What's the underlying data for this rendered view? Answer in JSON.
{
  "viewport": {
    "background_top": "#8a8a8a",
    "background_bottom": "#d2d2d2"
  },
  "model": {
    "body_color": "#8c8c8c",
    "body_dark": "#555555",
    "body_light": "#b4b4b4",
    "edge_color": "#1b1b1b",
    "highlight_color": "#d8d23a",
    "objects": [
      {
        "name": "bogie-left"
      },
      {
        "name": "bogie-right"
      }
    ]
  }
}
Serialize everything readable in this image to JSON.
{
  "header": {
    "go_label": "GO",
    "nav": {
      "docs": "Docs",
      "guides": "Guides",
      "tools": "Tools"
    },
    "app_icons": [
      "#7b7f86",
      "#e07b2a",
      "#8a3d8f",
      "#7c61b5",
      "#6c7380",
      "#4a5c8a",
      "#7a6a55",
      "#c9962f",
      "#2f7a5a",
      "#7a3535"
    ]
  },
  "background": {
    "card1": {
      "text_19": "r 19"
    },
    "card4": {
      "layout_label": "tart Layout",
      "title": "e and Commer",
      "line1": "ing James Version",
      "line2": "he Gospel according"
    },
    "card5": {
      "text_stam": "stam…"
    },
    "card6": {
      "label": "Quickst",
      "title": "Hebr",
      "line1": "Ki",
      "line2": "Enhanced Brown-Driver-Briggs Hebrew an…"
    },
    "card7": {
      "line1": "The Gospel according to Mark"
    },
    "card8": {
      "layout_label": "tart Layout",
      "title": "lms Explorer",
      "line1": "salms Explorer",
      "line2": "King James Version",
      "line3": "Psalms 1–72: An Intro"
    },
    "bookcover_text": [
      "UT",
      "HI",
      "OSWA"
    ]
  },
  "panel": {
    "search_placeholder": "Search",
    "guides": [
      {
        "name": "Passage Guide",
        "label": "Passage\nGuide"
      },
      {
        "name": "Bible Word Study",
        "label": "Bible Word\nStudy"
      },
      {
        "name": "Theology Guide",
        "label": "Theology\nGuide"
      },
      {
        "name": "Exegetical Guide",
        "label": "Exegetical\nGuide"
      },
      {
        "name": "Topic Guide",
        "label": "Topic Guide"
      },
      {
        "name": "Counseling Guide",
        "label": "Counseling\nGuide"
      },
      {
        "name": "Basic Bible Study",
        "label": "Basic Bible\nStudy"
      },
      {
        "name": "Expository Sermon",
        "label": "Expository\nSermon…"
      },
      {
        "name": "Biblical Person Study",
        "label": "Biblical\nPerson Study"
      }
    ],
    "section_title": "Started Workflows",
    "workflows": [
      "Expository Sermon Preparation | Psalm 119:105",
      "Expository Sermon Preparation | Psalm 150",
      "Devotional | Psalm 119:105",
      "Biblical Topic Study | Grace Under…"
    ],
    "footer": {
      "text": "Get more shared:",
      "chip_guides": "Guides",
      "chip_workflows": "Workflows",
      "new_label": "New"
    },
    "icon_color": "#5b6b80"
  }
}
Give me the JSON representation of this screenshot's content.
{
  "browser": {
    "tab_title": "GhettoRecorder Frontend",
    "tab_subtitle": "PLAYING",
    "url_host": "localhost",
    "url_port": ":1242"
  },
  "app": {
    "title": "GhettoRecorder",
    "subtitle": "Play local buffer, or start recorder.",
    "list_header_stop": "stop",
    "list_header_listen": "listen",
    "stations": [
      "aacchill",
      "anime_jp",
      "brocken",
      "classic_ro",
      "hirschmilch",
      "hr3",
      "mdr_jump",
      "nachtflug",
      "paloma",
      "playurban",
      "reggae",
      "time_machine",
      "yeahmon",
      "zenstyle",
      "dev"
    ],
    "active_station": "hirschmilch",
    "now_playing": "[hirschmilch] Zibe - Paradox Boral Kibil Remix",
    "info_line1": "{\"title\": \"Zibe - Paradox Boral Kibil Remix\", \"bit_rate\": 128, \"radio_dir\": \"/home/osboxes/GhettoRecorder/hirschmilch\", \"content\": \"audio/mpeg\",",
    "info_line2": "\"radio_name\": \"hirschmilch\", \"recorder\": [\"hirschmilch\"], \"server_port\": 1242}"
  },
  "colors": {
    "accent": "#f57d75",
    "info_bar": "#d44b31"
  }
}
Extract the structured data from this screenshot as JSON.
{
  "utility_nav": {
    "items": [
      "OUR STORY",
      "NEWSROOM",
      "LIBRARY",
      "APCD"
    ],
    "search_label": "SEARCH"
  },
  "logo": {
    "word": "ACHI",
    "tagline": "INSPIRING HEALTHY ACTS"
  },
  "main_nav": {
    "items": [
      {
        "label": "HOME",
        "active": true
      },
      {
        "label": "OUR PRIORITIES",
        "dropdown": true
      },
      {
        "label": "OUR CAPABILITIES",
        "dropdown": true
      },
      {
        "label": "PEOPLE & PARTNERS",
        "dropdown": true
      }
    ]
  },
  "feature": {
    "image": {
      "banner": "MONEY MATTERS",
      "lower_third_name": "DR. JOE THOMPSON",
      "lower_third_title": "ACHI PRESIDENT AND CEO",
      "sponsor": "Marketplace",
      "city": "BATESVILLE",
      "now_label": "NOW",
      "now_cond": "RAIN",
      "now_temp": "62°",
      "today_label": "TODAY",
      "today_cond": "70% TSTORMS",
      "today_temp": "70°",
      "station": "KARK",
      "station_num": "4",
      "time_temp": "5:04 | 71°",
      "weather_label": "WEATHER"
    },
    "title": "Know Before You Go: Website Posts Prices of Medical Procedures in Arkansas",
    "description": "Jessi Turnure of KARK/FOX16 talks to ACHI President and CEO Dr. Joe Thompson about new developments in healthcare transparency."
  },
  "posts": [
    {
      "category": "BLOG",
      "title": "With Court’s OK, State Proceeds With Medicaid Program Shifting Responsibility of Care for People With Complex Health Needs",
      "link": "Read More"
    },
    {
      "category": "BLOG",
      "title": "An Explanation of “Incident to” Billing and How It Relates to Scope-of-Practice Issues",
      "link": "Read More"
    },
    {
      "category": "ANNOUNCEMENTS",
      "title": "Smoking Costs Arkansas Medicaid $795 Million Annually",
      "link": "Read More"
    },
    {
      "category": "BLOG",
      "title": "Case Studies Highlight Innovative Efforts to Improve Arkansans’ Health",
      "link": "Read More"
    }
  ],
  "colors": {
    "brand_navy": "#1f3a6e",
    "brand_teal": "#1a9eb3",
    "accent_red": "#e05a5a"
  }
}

• Exercise: Gather from the data above every line with the string "Explorer".

• Complete output:
      "title": "lms Explorer",
      "line1": "salms Explorer",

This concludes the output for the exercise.